[INSTRUCTIONS TO FOLLOW]
In the listing below, identify each line with the word "archive" and return those lines.

[RECORDS FOR PROCESSING]
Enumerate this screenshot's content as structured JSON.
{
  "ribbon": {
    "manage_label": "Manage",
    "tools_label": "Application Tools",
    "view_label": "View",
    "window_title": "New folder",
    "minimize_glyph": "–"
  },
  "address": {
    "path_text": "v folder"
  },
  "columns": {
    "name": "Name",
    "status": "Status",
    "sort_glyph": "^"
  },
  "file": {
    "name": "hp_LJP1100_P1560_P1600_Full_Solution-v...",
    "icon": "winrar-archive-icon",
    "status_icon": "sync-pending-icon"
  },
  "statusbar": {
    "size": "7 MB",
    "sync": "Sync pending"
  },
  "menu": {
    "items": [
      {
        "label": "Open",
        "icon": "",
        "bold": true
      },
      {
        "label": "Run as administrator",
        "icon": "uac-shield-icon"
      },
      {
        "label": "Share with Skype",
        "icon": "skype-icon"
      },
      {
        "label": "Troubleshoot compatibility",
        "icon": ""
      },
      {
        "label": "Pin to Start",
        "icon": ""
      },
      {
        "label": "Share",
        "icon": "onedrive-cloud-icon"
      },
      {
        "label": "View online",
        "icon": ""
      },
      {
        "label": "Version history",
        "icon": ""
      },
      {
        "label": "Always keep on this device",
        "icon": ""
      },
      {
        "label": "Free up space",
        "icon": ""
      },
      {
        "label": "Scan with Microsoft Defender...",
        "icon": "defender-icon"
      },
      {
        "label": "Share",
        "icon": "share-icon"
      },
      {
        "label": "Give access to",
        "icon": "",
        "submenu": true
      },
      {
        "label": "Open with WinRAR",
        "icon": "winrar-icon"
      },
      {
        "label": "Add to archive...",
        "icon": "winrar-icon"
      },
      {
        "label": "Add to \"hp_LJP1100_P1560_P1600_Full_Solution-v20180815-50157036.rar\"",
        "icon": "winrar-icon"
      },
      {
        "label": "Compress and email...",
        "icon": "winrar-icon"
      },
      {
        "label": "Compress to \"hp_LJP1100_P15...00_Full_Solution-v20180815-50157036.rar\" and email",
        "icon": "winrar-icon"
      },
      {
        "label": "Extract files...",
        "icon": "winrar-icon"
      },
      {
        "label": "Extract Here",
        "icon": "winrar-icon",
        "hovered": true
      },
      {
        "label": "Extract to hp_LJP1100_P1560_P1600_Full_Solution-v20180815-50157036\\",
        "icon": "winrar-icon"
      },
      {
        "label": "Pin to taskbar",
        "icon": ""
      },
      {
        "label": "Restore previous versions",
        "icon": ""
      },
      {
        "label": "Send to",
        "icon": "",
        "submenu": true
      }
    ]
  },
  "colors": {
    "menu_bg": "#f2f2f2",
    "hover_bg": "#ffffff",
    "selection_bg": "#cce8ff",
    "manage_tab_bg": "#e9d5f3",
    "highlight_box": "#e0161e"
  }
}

[ANSWER IN FULL]
    "icon": "winrar-archive-icon",
        "label": "Add to archive...",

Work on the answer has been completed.